-- Start --

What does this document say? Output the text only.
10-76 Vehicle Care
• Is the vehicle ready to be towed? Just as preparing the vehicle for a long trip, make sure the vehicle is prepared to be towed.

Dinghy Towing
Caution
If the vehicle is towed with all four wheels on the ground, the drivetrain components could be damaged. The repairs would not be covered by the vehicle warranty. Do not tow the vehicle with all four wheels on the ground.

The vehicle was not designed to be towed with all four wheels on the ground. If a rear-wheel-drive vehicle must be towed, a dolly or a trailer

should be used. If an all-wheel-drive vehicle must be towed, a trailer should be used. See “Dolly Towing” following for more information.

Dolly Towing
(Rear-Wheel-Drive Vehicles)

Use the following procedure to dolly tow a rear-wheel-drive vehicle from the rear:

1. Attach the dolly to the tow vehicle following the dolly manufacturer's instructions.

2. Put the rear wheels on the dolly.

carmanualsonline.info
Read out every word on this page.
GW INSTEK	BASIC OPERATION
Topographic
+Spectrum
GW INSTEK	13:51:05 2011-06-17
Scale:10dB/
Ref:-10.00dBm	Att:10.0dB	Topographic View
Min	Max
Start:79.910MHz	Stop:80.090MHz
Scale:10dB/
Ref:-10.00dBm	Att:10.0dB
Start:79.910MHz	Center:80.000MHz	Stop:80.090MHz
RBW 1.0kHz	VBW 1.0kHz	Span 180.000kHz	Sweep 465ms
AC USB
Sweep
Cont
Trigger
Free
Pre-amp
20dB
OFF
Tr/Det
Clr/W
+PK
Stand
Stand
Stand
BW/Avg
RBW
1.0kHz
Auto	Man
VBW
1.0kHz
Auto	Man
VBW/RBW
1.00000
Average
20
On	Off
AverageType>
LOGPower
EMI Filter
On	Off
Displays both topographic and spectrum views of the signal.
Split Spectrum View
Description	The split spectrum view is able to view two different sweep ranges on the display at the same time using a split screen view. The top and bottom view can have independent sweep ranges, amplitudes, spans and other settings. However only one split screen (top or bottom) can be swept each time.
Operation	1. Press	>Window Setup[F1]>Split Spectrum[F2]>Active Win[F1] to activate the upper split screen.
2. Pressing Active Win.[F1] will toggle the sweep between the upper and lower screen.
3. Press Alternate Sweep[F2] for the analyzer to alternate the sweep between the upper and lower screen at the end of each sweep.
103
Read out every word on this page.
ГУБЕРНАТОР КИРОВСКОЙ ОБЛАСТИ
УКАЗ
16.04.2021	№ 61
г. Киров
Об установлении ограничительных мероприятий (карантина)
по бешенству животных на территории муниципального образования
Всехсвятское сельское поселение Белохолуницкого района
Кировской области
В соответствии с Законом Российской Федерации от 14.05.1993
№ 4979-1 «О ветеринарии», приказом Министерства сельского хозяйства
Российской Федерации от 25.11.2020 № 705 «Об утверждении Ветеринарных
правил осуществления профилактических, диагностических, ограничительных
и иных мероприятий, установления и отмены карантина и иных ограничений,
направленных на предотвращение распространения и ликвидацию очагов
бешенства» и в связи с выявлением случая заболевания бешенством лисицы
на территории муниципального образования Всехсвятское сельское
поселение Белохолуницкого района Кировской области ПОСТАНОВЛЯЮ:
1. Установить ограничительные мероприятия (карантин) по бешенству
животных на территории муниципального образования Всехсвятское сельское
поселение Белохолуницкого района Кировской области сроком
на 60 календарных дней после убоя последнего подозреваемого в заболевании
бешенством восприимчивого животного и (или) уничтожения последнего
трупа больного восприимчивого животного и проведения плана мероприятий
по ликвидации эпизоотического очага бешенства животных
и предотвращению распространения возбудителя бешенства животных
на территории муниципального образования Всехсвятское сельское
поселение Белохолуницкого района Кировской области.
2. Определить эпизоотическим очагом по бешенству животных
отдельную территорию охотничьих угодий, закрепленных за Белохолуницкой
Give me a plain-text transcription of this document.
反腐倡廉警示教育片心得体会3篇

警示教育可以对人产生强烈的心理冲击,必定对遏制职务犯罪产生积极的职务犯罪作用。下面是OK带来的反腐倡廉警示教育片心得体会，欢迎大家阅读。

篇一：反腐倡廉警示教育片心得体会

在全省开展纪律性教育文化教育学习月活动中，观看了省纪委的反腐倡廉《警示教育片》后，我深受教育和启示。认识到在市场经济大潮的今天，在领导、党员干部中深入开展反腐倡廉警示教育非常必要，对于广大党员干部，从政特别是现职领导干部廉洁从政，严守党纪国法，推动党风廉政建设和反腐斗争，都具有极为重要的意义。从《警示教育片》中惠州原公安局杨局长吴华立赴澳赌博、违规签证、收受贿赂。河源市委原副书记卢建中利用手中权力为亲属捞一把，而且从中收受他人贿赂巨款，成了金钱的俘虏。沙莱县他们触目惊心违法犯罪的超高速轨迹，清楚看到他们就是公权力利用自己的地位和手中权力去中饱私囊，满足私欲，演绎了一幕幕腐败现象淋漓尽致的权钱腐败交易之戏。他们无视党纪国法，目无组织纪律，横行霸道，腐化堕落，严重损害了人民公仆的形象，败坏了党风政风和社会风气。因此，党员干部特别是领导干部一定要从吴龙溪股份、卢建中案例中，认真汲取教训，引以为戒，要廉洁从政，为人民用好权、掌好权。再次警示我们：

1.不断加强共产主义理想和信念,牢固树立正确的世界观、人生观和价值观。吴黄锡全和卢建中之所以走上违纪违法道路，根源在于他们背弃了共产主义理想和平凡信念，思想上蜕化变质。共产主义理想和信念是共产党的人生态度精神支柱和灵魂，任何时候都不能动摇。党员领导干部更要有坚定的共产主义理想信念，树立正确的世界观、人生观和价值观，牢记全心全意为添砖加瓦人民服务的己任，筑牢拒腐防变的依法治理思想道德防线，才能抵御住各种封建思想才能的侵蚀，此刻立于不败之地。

-- End --

Wherever a line in the data above holds "животного", copy that line.

бешенством восприимчивого животного и (или) уничтожения последнего
трупа больного восприимчивого животного и проведения плана мероприятий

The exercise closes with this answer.